• Task
Extract the lines in Block 1 below, copying each one without any change and omitting the pictures.

Dataset excerpt:
---+---

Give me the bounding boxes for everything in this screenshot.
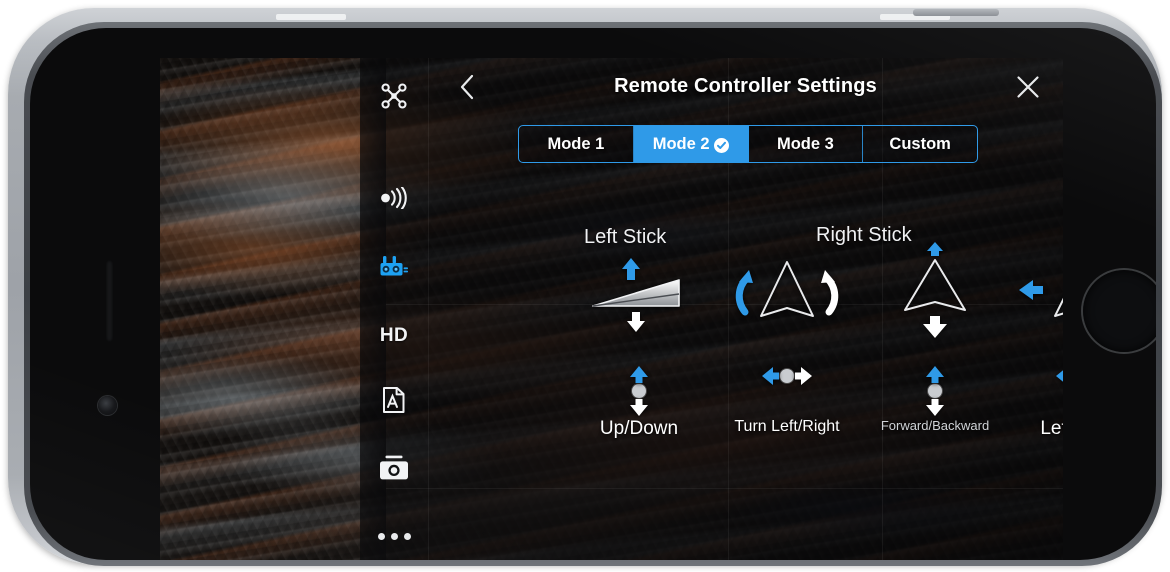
control-left-right: Left/Right (1006, 254, 1063, 439)
panel-divider (428, 58, 429, 560)
sidebar-item-more[interactable] (360, 514, 428, 558)
sidebar-item-remote-controller[interactable] (360, 246, 428, 290)
camera-icon (379, 455, 409, 481)
settings-sidebar: HD (360, 58, 428, 560)
mode-tab-bar: Mode 1 Mode 2 Mode 3 Custom (518, 125, 978, 163)
control-label: Forward/Backward (880, 418, 990, 433)
stick-indicator-horizontal (1006, 366, 1063, 386)
arrow-up-icon (926, 366, 944, 383)
phone-body: HD Remote Controller Settings Mode 1 Mod… (8, 8, 1162, 566)
check-circle-icon (713, 137, 729, 153)
sidebar-item-aircraft[interactable] (360, 74, 428, 118)
panel-divider (386, 488, 1063, 489)
sidebar-item-transmission[interactable] (360, 176, 428, 220)
sidebar-item-camera[interactable] (360, 446, 428, 490)
power-button[interactable] (913, 9, 999, 16)
arrow-right-icon (795, 367, 812, 385)
stick-indicator-horizontal (712, 366, 862, 386)
aircraft-side-view-diagram (564, 254, 714, 332)
tab-label: Mode 2 (652, 134, 710, 153)
stick-knob (780, 369, 794, 383)
tab-custom[interactable]: Custom (863, 126, 977, 162)
front-camera (98, 396, 117, 415)
control-label: Left/Right (1040, 418, 1063, 439)
tab-mode-3[interactable]: Mode 3 (749, 126, 864, 162)
arrow-up-icon (630, 366, 648, 383)
stick-knob (632, 384, 646, 398)
arrow-down-icon (926, 399, 944, 416)
control-label: Up/Down (599, 418, 679, 439)
arrow-left-icon (762, 367, 779, 385)
tab-label: Mode 1 (547, 134, 605, 153)
aircraft-top-view-pitch-diagram (860, 242, 1010, 338)
exposure-auto-icon (381, 386, 407, 414)
earpiece-speaker (106, 260, 113, 342)
control-up-down: Up/Down (564, 254, 714, 439)
tab-label: Mode 3 (776, 134, 834, 153)
drone-icon (381, 83, 407, 109)
hd-icon: HD (379, 325, 409, 346)
screenshot-root: HD Remote Controller Settings Mode 1 Mod… (0, 0, 1170, 572)
tab-mode-1[interactable]: Mode 1 (519, 126, 634, 162)
left-stick-heading: Left Stick (584, 226, 667, 248)
phone-front-face: HD Remote Controller Settings Mode 1 Mod… (30, 28, 1156, 560)
remote-controller-icon (379, 254, 409, 282)
tab-label: Custom (889, 134, 951, 153)
aircraft-top-view-yaw-diagram (712, 254, 862, 332)
settings-header: Remote Controller Settings (428, 58, 1063, 118)
phone-screen: HD Remote Controller Settings Mode 1 Mod… (160, 58, 1063, 560)
home-button[interactable] (1083, 270, 1156, 352)
antenna-band (276, 14, 346, 20)
arrow-left-icon (1056, 370, 1063, 382)
sidebar-item-image-quality[interactable]: HD (360, 314, 428, 358)
arrow-down-icon (630, 399, 648, 416)
control-forward-backward: Forward/Backward (860, 242, 1010, 433)
close-x-icon (1015, 74, 1041, 105)
aircraft-top-view-roll-diagram (1006, 254, 1063, 332)
stick-indicator-vertical (564, 366, 714, 416)
control-label: Turn Left/Right (734, 418, 840, 435)
close-button[interactable] (1009, 70, 1047, 108)
sidebar-item-camera-settings[interactable] (360, 378, 428, 422)
stick-indicator-vertical (860, 366, 1010, 416)
control-turn-left-right: Turn Left/Right (712, 254, 862, 435)
ellipsis-icon (377, 532, 411, 540)
page-title: Remote Controller Settings (614, 75, 877, 97)
tab-mode-2[interactable]: Mode 2 (633, 126, 749, 162)
stick-knob (928, 384, 942, 398)
signal-broadcast-icon (379, 187, 409, 209)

---+---

• Response to this task
Give me the bounding boxes for everything in this screenshot.
control-left-right: Left/Right (1006, 254, 1063, 439)
panel-divider (428, 58, 429, 560)
sidebar-item-more[interactable] (360, 514, 428, 558)
sidebar-item-remote-controller[interactable] (360, 246, 428, 290)
camera-icon (379, 455, 409, 481)
settings-sidebar: HD (360, 58, 428, 560)
mode-tab-bar: Mode 1 Mode 2 Mode 3 Custom (518, 125, 978, 163)
control-label: Forward/Backward (880, 418, 990, 433)
stick-indicator-horizontal (1006, 366, 1063, 386)
arrow-up-icon (926, 366, 944, 383)
phone-body: HD Remote Controller Settings Mode 1 Mod… (8, 8, 1162, 566)
check-circle-icon (713, 137, 729, 153)
sidebar-item-aircraft[interactable] (360, 74, 428, 118)
panel-divider (386, 488, 1063, 489)
sidebar-item-transmission[interactable] (360, 176, 428, 220)
sidebar-item-camera[interactable] (360, 446, 428, 490)
power-button[interactable] (913, 9, 999, 16)
arrow-right-icon (795, 367, 812, 385)
stick-indicator-horizontal (712, 366, 862, 386)
aircraft-side-view-diagram (564, 254, 714, 332)
tab-label: Mode 2 (652, 134, 710, 153)
stick-knob (780, 369, 794, 383)
tab-custom[interactable]: Custom (863, 126, 977, 162)
front-camera (98, 396, 117, 415)
control-label: Left/Right (1040, 418, 1063, 439)
tab-mode-3[interactable]: Mode 3 (749, 126, 864, 162)
arrow-up-icon (630, 366, 648, 383)
stick-knob (632, 384, 646, 398)
arrow-down-icon (926, 399, 944, 416)
control-label: Up/Down (599, 418, 679, 439)
arrow-left-icon (762, 367, 779, 385)
tab-label: Mode 1 (547, 134, 605, 153)
aircraft-top-view-pitch-diagram (860, 242, 1010, 338)
exposure-auto-icon (381, 386, 407, 414)
earpiece-speaker (106, 260, 113, 342)
control-up-down: Up/Down (564, 254, 714, 439)
tab-label: Mode 3 (776, 134, 834, 153)
drone-icon (381, 83, 407, 109)
hd-icon: HD (379, 325, 409, 346)
screenshot-root: HD Remote Controller Settings Mode 1 Mod… (0, 0, 1170, 572)
tab-mode-1[interactable]: Mode 1 (519, 126, 634, 162)
left-stick-heading: Left Stick (584, 226, 667, 248)
phone-front-face: HD Remote Controller Settings Mode 1 Mod… (30, 28, 1156, 560)
remote-controller-icon (379, 254, 409, 282)
tab-label: Custom (889, 134, 951, 153)
aircraft-top-view-yaw-diagram (712, 254, 862, 332)
settings-header: Remote Controller Settings (428, 58, 1063, 118)
phone-screen: HD Remote Controller Settings Mode 1 Mod… (160, 58, 1063, 560)
home-button[interactable] (1083, 270, 1156, 352)
antenna-band (276, 14, 346, 20)
arrow-left-icon (1056, 370, 1063, 382)
sidebar-item-image-quality[interactable]: HD (360, 314, 428, 358)
arrow-down-icon (630, 399, 648, 416)
control-forward-backward: Forward/Backward (860, 242, 1010, 433)
close-x-icon (1015, 74, 1041, 105)
aircraft-top-view-roll-diagram (1006, 254, 1063, 332)
stick-indicator-vertical (564, 366, 714, 416)
control-label: Turn Left/Right (734, 418, 840, 435)
close-button[interactable] (1009, 70, 1047, 108)
sidebar-item-camera-settings[interactable] (360, 378, 428, 422)
stick-indicator-vertical (860, 366, 1010, 416)
control-turn-left-right: Turn Left/Right (712, 254, 862, 435)
ellipsis-icon (377, 532, 411, 540)
page-title: Remote Controller Settings (614, 75, 877, 97)
tab-mode-2[interactable]: Mode 2 (633, 126, 749, 162)
stick-knob (928, 384, 942, 398)
signal-broadcast-icon (379, 187, 409, 209)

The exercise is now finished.